Required work:
Search the material below for the word "ngày". Copy every line that has it.

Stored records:

┌────────

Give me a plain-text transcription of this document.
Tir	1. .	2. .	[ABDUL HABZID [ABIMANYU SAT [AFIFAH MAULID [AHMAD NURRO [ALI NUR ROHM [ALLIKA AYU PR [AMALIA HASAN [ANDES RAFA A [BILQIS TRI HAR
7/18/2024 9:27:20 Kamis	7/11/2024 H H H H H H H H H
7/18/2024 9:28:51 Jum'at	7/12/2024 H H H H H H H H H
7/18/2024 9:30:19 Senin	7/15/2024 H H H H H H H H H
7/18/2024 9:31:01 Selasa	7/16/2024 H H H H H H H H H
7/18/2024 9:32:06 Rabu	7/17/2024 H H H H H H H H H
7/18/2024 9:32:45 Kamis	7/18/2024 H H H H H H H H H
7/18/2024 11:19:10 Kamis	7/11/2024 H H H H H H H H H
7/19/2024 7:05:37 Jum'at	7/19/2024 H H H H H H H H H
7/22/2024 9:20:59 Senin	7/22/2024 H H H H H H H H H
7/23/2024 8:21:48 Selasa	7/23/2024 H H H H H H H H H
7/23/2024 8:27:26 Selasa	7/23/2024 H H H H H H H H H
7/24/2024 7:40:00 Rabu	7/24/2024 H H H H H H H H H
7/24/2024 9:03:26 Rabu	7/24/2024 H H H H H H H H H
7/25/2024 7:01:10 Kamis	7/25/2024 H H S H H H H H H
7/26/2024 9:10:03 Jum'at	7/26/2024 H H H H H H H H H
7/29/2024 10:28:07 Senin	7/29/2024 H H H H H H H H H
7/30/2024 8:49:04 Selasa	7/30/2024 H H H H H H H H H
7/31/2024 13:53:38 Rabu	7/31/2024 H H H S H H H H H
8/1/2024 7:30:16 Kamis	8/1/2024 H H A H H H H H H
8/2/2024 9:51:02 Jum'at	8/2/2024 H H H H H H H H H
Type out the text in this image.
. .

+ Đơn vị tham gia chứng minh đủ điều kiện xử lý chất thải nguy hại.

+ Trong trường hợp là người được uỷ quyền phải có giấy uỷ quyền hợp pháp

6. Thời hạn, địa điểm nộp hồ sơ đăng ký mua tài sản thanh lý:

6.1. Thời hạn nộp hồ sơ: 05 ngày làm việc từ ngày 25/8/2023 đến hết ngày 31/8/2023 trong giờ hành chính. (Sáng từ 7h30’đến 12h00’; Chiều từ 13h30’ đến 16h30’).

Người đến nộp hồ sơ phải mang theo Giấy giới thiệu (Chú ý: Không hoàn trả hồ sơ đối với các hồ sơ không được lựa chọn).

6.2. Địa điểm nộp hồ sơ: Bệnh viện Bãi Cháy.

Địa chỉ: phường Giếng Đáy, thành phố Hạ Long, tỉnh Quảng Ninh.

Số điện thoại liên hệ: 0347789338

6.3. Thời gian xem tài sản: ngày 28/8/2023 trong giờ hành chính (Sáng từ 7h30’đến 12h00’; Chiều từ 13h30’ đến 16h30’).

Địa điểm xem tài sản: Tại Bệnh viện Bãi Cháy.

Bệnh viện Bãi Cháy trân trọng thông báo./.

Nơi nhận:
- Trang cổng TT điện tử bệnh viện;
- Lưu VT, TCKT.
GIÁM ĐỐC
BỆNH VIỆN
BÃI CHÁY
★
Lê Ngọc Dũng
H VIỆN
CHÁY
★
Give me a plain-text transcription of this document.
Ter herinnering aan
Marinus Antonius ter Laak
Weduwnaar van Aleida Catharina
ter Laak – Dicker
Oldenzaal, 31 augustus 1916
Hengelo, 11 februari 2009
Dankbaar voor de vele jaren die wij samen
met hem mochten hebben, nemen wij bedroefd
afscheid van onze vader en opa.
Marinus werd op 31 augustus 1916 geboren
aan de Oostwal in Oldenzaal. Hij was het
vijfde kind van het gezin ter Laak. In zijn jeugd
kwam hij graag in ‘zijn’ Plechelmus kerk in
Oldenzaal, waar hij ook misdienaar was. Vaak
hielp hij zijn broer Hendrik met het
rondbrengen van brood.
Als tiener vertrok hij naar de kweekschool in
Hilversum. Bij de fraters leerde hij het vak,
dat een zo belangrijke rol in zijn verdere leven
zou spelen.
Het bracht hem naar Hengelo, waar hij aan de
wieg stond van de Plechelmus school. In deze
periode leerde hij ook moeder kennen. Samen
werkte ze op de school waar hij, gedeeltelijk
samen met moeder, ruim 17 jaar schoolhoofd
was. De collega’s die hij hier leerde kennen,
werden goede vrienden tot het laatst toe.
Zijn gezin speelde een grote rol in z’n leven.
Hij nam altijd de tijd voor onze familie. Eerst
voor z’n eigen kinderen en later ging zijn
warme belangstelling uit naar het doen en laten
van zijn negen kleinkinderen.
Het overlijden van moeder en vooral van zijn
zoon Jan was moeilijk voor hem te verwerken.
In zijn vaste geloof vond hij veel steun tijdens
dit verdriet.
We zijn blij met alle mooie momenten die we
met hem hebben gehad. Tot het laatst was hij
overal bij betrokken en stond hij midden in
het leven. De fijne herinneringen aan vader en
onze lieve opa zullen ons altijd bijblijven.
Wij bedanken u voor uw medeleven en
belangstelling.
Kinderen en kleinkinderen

└────────

Full answer:
6.1. Thời hạn nộp hồ sơ: 05 ngày làm việc từ ngày 25/8/2023 đến hết ngày 31/8/2023 trong giờ hành chính. (Sáng từ 7h30’đến 12h00’; Chiều từ 13h30’ đến 16h30’).
6.3. Thời gian xem tài sản: ngày 28/8/2023 trong giờ hành chính (Sáng từ 7h30’đến 12h00’; Chiều từ 13h30’ đến 16h30’).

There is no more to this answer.